REQUIREMENTS: Gather all lines in the entries that include the word "excerpt".

- - - - - - -

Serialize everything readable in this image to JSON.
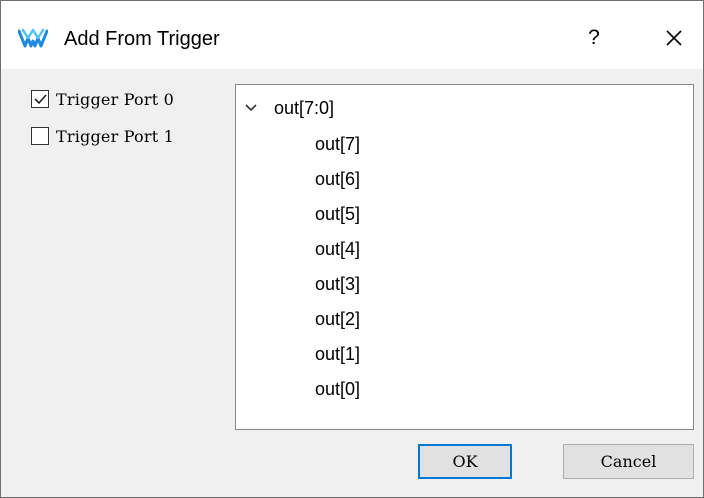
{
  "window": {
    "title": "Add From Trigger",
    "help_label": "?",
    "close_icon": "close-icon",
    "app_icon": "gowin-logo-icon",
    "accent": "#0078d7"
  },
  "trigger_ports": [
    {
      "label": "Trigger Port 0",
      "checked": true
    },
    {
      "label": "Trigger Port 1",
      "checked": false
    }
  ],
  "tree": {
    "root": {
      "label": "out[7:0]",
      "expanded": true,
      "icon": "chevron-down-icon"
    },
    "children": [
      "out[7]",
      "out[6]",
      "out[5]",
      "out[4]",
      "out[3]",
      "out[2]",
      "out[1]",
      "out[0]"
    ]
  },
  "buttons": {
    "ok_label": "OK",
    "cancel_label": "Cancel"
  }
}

- - - - - - -

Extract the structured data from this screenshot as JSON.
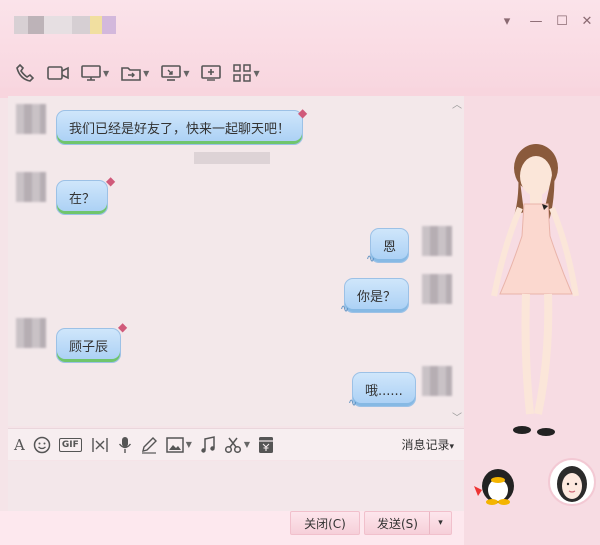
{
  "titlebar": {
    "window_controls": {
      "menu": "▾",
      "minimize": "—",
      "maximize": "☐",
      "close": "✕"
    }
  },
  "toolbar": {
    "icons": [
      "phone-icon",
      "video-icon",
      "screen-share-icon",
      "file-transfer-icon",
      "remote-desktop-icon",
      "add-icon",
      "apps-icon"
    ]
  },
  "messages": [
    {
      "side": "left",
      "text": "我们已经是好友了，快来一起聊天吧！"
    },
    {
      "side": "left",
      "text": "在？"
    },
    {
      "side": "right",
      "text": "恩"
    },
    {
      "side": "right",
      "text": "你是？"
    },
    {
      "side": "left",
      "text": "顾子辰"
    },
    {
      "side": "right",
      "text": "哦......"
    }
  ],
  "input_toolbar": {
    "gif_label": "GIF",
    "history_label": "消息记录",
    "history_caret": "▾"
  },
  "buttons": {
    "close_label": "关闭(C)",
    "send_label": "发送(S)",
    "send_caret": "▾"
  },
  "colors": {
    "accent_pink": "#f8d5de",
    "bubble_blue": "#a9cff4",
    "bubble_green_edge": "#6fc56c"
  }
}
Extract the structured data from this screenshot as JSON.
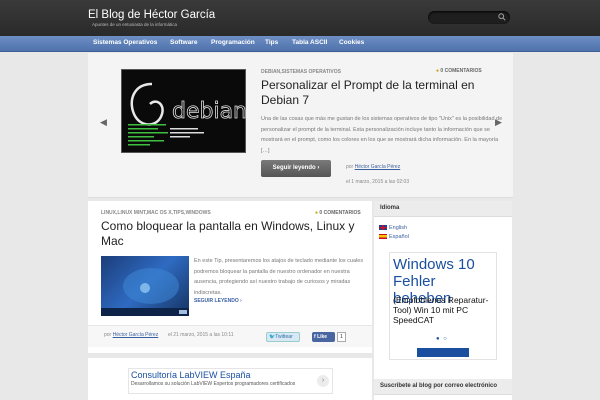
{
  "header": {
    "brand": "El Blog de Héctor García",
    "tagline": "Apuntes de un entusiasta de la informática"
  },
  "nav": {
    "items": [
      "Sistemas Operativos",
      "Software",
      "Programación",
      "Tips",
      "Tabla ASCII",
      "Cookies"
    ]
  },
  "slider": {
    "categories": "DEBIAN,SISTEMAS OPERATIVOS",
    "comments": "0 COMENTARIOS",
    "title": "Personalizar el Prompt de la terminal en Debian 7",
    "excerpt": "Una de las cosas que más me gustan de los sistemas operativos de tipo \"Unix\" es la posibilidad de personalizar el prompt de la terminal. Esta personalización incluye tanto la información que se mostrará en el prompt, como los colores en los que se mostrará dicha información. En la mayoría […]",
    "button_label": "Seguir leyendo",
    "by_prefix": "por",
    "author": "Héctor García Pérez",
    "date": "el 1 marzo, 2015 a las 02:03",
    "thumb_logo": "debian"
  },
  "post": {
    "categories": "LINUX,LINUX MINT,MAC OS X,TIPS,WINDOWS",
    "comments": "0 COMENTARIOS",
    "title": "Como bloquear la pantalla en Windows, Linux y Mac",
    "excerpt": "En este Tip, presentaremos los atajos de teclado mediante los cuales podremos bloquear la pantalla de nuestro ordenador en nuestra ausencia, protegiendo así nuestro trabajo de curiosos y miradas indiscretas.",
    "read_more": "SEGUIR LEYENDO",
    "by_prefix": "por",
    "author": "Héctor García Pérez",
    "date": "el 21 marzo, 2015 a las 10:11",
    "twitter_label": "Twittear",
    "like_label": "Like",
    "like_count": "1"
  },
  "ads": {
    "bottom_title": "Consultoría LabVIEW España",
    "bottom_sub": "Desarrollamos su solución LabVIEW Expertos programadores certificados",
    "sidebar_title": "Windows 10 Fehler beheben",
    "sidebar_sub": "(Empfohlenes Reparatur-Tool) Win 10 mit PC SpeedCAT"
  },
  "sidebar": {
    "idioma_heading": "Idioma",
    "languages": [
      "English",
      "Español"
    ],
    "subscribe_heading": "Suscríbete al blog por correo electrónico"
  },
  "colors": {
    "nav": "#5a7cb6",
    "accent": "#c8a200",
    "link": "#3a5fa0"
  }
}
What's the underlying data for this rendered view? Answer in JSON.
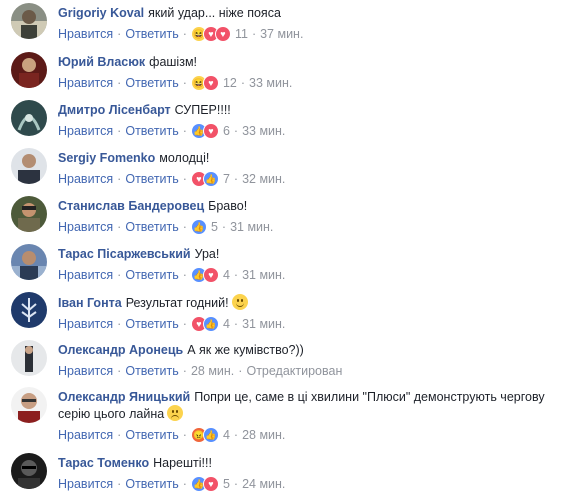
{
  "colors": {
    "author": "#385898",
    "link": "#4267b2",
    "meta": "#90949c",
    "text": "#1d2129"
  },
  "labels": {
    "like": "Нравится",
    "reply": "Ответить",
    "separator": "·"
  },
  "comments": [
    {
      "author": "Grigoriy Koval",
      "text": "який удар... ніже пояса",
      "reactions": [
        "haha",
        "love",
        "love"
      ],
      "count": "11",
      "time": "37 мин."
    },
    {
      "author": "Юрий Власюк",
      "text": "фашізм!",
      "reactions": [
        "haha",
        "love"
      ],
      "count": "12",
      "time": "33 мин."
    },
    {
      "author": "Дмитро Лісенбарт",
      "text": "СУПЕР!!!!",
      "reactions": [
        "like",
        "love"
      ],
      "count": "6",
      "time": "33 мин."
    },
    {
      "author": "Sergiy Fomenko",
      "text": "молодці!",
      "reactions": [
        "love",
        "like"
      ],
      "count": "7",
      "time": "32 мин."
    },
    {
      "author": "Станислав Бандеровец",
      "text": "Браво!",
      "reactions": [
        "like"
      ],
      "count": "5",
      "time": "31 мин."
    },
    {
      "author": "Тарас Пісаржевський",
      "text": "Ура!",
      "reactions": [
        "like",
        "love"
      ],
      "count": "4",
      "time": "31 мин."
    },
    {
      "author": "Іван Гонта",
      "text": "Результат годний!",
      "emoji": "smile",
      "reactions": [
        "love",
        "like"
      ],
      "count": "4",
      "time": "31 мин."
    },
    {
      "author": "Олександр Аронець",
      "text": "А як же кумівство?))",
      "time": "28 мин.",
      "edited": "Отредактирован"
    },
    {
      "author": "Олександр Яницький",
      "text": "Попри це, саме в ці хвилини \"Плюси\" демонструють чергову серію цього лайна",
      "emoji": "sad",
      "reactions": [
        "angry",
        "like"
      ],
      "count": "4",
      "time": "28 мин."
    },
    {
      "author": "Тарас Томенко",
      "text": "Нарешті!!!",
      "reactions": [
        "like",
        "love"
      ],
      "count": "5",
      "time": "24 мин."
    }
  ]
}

- - - - - - -

OUTPUT OF THE TASK:
    "excerpt": "Una de las cosas que más me gustan de los sistemas operativos de tipo \"Unix\" es la posibilidad de personalizar el prompt de la terminal. Esta personalización incluye tanto la información que se mostrará en el prompt, como los colores en los que se mostrará dicha información. En la mayoría […]",
    "excerpt": "En este Tip, presentaremos los atajos de teclado mediante los cuales podremos bloquear la pantalla de nuestro ordenador en nuestra ausencia, protegiendo así nuestro trabajo de curiosos y miradas indiscretas.",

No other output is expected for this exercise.